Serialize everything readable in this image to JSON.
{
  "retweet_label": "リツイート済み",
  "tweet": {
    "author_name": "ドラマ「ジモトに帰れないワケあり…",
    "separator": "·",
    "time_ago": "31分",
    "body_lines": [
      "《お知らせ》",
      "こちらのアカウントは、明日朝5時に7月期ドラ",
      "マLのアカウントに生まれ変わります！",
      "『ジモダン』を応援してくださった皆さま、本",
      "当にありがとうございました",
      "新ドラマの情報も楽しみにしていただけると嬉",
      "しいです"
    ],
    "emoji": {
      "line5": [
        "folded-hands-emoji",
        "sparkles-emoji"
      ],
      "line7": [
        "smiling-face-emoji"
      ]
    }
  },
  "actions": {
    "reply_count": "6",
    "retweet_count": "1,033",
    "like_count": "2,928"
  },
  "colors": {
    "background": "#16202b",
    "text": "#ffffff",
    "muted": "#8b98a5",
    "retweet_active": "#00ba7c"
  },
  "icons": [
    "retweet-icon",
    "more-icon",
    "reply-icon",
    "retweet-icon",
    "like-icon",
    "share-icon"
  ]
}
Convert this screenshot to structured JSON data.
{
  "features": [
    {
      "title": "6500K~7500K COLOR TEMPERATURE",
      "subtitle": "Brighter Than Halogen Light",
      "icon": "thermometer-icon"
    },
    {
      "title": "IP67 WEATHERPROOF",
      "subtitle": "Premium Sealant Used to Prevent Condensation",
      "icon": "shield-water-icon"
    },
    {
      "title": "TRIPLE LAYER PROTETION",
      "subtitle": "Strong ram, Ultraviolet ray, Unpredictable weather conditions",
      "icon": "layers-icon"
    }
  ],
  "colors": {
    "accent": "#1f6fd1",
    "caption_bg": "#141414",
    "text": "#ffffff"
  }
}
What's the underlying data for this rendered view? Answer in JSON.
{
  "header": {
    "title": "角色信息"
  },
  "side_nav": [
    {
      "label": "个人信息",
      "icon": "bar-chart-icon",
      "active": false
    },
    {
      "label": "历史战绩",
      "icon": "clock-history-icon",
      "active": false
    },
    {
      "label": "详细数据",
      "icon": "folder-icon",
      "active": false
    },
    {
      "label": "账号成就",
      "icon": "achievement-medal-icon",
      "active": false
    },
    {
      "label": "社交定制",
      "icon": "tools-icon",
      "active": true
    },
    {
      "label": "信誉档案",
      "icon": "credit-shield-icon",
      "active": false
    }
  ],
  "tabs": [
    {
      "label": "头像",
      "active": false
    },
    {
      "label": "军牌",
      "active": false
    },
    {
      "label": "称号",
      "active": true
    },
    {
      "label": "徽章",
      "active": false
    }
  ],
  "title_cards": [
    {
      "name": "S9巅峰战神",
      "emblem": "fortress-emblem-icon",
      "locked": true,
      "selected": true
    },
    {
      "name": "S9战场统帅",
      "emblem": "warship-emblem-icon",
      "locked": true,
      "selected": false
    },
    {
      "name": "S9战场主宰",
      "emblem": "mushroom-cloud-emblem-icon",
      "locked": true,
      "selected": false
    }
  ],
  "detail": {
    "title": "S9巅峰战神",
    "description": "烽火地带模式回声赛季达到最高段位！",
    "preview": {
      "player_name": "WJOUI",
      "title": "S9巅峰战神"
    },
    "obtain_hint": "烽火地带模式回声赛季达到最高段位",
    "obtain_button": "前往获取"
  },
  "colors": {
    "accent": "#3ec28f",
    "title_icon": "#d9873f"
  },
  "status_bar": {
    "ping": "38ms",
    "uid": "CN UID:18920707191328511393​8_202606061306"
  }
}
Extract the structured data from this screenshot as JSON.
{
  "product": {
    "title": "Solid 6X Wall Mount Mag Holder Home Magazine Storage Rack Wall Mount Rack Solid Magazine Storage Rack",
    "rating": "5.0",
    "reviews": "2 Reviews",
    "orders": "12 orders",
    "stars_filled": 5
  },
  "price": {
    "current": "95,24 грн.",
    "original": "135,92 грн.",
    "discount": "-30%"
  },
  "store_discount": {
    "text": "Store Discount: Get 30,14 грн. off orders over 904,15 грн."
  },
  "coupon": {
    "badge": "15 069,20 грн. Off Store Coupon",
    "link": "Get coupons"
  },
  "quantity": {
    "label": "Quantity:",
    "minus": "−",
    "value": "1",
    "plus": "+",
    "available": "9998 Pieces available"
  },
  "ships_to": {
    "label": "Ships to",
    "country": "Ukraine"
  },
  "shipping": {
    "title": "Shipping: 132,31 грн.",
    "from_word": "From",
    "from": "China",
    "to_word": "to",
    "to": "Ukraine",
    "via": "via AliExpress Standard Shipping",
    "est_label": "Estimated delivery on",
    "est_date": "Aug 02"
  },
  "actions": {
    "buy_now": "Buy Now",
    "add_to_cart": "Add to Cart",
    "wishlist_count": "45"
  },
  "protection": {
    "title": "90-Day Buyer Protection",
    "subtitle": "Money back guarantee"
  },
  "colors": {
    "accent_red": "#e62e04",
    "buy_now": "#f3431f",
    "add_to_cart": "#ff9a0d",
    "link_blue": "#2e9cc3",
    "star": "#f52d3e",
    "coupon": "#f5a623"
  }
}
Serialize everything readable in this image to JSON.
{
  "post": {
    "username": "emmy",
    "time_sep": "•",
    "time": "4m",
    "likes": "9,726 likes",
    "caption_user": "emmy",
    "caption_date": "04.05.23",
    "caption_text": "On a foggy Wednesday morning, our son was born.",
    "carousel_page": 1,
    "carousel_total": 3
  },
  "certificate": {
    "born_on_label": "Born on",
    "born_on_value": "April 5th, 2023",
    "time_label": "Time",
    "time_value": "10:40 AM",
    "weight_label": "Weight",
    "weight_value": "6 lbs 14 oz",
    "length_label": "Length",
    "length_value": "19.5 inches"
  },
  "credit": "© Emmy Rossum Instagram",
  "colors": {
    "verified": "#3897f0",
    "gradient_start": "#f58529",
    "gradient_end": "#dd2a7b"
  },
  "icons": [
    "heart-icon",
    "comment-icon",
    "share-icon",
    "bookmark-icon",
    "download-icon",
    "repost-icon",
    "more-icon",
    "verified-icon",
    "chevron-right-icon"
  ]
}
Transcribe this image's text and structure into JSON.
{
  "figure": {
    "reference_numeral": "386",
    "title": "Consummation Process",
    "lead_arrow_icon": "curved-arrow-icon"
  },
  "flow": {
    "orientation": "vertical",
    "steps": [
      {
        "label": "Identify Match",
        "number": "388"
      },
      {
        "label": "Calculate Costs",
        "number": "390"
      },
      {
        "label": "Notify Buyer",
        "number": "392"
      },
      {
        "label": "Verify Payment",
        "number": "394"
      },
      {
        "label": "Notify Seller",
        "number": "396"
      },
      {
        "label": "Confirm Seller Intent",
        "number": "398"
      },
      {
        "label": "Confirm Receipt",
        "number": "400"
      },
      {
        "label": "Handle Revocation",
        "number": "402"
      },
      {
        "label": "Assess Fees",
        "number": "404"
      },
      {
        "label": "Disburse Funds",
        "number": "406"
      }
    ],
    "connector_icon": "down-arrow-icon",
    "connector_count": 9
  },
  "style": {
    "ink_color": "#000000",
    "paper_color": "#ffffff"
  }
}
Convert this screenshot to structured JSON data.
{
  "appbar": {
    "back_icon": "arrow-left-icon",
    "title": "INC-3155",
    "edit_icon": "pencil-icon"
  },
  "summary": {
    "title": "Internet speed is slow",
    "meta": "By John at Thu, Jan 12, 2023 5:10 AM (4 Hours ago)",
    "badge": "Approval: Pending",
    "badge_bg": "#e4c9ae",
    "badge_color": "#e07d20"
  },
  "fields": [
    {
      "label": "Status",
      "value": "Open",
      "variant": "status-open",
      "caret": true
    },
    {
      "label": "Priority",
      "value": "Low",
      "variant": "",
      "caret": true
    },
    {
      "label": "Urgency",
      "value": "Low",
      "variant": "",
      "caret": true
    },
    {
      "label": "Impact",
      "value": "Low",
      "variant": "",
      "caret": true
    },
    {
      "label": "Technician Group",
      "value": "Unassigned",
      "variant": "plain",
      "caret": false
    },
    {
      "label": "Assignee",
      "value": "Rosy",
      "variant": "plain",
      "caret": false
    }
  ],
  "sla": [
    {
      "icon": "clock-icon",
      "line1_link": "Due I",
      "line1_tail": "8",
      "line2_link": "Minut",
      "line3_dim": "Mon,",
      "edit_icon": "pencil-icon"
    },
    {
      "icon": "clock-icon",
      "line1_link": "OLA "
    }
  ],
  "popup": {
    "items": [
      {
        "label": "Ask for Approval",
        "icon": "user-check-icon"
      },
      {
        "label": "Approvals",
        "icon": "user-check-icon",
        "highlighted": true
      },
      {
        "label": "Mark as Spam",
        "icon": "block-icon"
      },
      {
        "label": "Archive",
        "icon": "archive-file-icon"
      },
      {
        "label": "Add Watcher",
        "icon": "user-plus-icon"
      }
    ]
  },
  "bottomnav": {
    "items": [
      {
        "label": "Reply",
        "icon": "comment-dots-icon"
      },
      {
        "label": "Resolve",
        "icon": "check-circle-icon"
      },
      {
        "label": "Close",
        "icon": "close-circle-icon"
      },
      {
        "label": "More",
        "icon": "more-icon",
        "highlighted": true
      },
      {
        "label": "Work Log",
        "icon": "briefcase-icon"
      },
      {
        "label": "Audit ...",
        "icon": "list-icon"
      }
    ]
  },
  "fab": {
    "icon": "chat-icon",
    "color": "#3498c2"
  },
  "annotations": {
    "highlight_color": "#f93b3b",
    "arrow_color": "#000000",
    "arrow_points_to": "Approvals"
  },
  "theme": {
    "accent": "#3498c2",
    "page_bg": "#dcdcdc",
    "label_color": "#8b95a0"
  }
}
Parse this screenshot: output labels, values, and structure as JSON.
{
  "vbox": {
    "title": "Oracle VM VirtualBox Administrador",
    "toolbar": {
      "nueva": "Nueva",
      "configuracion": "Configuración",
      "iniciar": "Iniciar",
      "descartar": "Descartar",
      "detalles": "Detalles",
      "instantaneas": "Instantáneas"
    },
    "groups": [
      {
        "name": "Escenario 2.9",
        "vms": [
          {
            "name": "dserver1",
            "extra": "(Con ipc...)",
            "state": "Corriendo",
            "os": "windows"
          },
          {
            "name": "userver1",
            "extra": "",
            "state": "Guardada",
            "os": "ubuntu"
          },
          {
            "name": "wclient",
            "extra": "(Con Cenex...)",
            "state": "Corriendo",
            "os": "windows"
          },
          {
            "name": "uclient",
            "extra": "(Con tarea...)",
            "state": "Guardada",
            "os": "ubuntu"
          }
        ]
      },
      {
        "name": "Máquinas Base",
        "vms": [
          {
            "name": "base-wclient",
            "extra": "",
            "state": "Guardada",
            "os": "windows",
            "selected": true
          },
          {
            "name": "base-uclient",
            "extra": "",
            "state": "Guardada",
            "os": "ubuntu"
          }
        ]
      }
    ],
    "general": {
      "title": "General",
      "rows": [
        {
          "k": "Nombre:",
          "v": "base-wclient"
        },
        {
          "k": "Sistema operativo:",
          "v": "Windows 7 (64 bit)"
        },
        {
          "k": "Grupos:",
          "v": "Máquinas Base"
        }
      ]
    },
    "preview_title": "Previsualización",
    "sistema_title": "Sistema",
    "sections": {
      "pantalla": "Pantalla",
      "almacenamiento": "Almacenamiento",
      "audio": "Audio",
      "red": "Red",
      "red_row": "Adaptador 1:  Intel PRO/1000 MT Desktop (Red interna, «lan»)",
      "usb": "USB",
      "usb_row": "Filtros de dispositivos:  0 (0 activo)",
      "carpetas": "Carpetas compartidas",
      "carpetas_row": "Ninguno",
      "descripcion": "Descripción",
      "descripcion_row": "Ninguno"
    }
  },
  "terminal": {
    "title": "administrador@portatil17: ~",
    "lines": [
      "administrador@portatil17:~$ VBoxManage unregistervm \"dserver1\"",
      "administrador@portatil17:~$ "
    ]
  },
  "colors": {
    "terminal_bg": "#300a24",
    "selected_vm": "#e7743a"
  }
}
☆ ☆ ☆ ☆ ☆
TASK PROMPT:
Pick out the lines that have the word "data". Copy them all.

RESPONSE TO THIS TASK:
Convert this screenshot to structured JSON data.
What's the underlying data for this rendered view? Answer in JSON.
Extract the structured data from this screenshot as JSON.
Convert this screenshot to structured JSON data.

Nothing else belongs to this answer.